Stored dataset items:
● ● ● ● ●

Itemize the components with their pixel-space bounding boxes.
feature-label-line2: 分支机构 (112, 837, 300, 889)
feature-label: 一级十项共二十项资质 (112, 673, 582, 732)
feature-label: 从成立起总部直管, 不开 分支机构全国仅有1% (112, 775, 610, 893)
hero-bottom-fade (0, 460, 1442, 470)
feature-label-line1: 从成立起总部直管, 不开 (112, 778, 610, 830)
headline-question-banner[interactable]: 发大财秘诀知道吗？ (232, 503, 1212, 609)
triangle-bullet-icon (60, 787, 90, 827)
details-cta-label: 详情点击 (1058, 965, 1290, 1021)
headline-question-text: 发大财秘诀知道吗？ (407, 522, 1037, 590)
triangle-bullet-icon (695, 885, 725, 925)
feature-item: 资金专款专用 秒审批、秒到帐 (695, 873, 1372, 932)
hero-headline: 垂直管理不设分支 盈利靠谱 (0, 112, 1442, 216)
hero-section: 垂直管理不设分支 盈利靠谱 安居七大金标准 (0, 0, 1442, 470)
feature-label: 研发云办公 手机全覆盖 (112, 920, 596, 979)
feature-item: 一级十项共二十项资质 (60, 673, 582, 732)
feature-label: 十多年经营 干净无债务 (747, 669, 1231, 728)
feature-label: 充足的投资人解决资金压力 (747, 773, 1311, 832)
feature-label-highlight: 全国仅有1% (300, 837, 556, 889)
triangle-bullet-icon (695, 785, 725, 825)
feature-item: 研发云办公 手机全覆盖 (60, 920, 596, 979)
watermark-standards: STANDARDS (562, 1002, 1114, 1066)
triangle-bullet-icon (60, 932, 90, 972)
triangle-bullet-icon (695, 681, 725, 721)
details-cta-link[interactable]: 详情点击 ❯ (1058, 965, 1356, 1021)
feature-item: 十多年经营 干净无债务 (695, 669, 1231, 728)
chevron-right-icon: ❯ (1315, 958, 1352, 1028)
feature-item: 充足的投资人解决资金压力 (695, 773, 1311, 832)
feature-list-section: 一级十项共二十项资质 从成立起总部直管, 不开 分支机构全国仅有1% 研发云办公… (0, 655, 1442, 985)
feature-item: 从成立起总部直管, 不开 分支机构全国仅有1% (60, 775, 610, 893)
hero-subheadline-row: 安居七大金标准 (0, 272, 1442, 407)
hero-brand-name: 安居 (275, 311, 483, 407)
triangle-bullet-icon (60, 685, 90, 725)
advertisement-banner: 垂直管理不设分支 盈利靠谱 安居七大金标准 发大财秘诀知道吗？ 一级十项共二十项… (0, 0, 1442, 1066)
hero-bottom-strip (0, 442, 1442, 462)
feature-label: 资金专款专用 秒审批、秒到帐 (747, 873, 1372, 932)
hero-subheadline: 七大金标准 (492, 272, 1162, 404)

● ● ● ● ●

- Task to carry out -
Copy out the listing verbatim, from its first line down through the line that contains "feature-item: 一级十项共二十项资质 (60, 673, 582, 732)", including both of those lines.

- Solved problem -
Itemize the components with their pixel-space bounding boxes.
feature-label-line2: 分支机构 (112, 837, 300, 889)
feature-label: 一级十项共二十项资质 (112, 673, 582, 732)
feature-label: 从成立起总部直管, 不开 分支机构全国仅有1% (112, 775, 610, 893)
hero-bottom-fade (0, 460, 1442, 470)
feature-label-line1: 从成立起总部直管, 不开 (112, 778, 610, 830)
headline-question-banner[interactable]: 发大财秘诀知道吗？ (232, 503, 1212, 609)
triangle-bullet-icon (60, 787, 90, 827)
details-cta-label: 详情点击 (1058, 965, 1290, 1021)
headline-question-text: 发大财秘诀知道吗？ (407, 522, 1037, 590)
triangle-bullet-icon (695, 885, 725, 925)
feature-item: 资金专款专用 秒审批、秒到帐 (695, 873, 1372, 932)
hero-headline: 垂直管理不设分支 盈利靠谱 (0, 112, 1442, 216)
hero-section: 垂直管理不设分支 盈利靠谱 安居七大金标准 (0, 0, 1442, 470)
feature-label: 研发云办公 手机全覆盖 (112, 920, 596, 979)
feature-item: 一级十项共二十项资质 (60, 673, 582, 732)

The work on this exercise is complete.